DATA FOR THIS TASK:
▽
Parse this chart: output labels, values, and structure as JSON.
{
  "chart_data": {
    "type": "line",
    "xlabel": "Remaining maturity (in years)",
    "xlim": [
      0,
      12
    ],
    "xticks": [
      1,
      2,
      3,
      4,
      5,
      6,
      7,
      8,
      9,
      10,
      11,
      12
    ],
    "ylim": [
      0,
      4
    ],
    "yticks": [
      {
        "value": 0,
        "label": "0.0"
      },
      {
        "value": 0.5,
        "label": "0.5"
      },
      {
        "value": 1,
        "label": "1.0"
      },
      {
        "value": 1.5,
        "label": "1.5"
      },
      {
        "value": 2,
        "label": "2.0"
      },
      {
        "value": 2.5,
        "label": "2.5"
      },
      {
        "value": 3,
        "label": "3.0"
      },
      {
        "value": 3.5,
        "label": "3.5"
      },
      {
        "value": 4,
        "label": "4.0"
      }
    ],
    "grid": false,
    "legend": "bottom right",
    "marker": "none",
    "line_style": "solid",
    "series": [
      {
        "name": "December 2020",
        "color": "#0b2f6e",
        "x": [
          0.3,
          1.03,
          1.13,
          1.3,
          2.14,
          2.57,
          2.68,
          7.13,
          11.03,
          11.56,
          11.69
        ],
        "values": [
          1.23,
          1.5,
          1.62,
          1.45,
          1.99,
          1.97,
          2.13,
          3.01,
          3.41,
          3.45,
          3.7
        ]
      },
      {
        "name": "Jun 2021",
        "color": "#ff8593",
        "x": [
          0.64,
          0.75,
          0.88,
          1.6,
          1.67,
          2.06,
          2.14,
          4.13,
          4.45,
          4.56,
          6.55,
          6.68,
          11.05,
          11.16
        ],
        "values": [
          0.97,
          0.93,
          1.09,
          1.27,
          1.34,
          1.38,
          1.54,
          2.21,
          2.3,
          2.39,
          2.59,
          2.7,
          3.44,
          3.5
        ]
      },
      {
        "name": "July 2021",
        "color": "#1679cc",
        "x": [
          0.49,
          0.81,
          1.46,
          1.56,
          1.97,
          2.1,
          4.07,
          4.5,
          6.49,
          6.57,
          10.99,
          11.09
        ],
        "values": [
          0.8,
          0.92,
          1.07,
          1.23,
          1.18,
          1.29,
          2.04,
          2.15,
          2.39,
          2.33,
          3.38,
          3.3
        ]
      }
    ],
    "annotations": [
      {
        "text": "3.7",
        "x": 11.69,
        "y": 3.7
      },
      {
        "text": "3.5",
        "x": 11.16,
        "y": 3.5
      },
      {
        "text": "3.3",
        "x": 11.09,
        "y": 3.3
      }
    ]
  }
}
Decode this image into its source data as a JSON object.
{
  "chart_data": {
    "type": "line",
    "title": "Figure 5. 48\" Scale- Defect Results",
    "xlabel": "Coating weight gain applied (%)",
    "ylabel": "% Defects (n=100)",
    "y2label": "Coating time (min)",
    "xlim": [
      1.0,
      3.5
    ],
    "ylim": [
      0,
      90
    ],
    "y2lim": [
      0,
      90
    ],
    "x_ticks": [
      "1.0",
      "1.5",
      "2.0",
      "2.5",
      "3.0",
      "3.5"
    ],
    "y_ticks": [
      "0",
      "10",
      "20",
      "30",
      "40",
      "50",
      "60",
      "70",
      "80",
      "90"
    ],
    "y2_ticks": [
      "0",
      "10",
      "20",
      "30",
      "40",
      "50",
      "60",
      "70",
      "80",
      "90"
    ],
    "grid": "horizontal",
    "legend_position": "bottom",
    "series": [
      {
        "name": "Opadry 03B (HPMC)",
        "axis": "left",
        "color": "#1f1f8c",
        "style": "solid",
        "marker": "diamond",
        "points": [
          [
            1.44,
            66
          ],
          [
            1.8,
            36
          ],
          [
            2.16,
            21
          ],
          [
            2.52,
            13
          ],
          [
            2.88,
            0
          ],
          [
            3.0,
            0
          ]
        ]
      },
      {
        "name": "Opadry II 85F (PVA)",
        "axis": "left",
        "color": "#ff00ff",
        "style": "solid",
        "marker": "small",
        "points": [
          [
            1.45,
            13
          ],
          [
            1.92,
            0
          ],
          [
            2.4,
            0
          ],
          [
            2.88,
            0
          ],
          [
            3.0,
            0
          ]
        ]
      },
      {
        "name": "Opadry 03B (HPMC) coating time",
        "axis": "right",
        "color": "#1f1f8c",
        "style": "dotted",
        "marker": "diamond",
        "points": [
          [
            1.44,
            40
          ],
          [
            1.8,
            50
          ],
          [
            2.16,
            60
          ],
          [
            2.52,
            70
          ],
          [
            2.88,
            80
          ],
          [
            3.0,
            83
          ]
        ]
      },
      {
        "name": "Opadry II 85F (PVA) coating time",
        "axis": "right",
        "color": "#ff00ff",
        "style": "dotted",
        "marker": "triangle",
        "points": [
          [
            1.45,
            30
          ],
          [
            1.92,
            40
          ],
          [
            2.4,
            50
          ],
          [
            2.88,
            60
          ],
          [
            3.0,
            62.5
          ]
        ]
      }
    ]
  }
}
△
PROBLEM DETAILS:
Set down each entry again, unchanged.

ANSWER TO THIS TASK:
Parse this chart: output labels, values, and structure as JSON.
{
  "chart_data": {
    "type": "line",
    "xlabel": "Remaining maturity (in years)",
    "xlim": [
      0,
      12
    ],
    "xticks": [
      1,
      2,
      3,
      4,
      5,
      6,
      7,
      8,
      9,
      10,
      11,
      12
    ],
    "ylim": [
      0,
      4
    ],
    "yticks": [
      {
        "value": 0,
        "label": "0.0"
      },
      {
        "value": 0.5,
        "label": "0.5"
      },
      {
        "value": 1,
        "label": "1.0"
      },
      {
        "value": 1.5,
        "label": "1.5"
      },
      {
        "value": 2,
        "label": "2.0"
      },
      {
        "value": 2.5,
        "label": "2.5"
      },
      {
        "value": 3,
        "label": "3.0"
      },
      {
        "value": 3.5,
        "label": "3.5"
      },
      {
        "value": 4,
        "label": "4.0"
      }
    ],
    "grid": false,
    "legend": "bottom right",
    "marker": "none",
    "line_style": "solid",
    "series": [
      {
        "name": "December 2020",
        "color": "#0b2f6e",
        "x": [
          0.3,
          1.03,
          1.13,
          1.3,
          2.14,
          2.57,
          2.68,
          7.13,
          11.03,
          11.56,
          11.69
        ],
        "values": [
          1.23,
          1.5,
          1.62,
          1.45,
          1.99,
          1.97,
          2.13,
          3.01,
          3.41,
          3.45,
          3.7
        ]
      },
      {
        "name": "Jun 2021",
        "color": "#ff8593",
        "x": [
          0.64,
          0.75,
          0.88,
          1.6,
          1.67,
          2.06,
          2.14,
          4.13,
          4.45,
          4.56,
          6.55,
          6.68,
          11.05,
          11.16
        ],
        "values": [
          0.97,
          0.93,
          1.09,
          1.27,
          1.34,
          1.38,
          1.54,
          2.21,
          2.3,
          2.39,
          2.59,
          2.7,
          3.44,
          3.5
        ]
      },
      {
        "name": "July 2021",
        "color": "#1679cc",
        "x": [
          0.49,
          0.81,
          1.46,
          1.56,
          1.97,
          2.1,
          4.07,
          4.5,
          6.49,
          6.57,
          10.99,
          11.09
        ],
        "values": [
          0.8,
          0.92,
          1.07,
          1.23,
          1.18,
          1.29,
          2.04,
          2.15,
          2.39,
          2.33,
          3.38,
          3.3
        ]
      }
    ],
    "annotations": [
      {
        "text": "3.7",
        "x": 11.69,
        "y": 3.7
      },
      {
        "text": "3.5",
        "x": 11.16,
        "y": 3.5
      },
      {
        "text": "3.3",
        "x": 11.09,
        "y": 3.3
      }
    ]
  }
}
Decode this image into its source data as a JSON object.
{
  "chart_data": {
    "type": "line",
    "title": "Figure 5. 48\" Scale- Defect Results",
    "xlabel": "Coating weight gain applied (%)",
    "ylabel": "% Defects (n=100)",
    "y2label": "Coating time (min)",
    "xlim": [
      1.0,
      3.5
    ],
    "ylim": [
      0,
      90
    ],
    "y2lim": [
      0,
      90
    ],
    "x_ticks": [
      "1.0",
      "1.5",
      "2.0",
      "2.5",
      "3.0",
      "3.5"
    ],
    "y_ticks": [
      "0",
      "10",
      "20",
      "30",
      "40",
      "50",
      "60",
      "70",
      "80",
      "90"
    ],
    "y2_ticks": [
      "0",
      "10",
      "20",
      "30",
      "40",
      "50",
      "60",
      "70",
      "80",
      "90"
    ],
    "grid": "horizontal",
    "legend_position": "bottom",
    "series": [
      {
        "name": "Opadry 03B (HPMC)",
        "axis": "left",
        "color": "#1f1f8c",
        "style": "solid",
        "marker": "diamond",
        "points": [
          [
            1.44,
            66
          ],
          [
            1.8,
            36
          ],
          [
            2.16,
            21
          ],
          [
            2.52,
            13
          ],
          [
            2.88,
            0
          ],
          [
            3.0,
            0
          ]
        ]
      },
      {
        "name": "Opadry II 85F (PVA)",
        "axis": "left",
        "color": "#ff00ff",
        "style": "solid",
        "marker": "small",
        "points": [
          [
            1.45,
            13
          ],
          [
            1.92,
            0
          ],
          [
            2.4,
            0
          ],
          [
            2.88,
            0
          ],
          [
            3.0,
            0
          ]
        ]
      },
      {
        "name": "Opadry 03B (HPMC) coating time",
        "axis": "right",
        "color": "#1f1f8c",
        "style": "dotted",
        "marker": "diamond",
        "points": [
          [
            1.44,
            40
          ],
          [
            1.8,
            50
          ],
          [
            2.16,
            60
          ],
          [
            2.52,
            70
          ],
          [
            2.88,
            80
          ],
          [
            3.0,
            83
          ]
        ]
      },
      {
        "name": "Opadry II 85F (PVA) coating time",
        "axis": "right",
        "color": "#ff00ff",
        "style": "dotted",
        "marker": "triangle",
        "points": [
          [
            1.45,
            30
          ],
          [
            1.92,
            40
          ],
          [
            2.4,
            50
          ],
          [
            2.88,
            60
          ],
          [
            3.0,
            62.5
          ]
        ]
      }
    ]
  }
}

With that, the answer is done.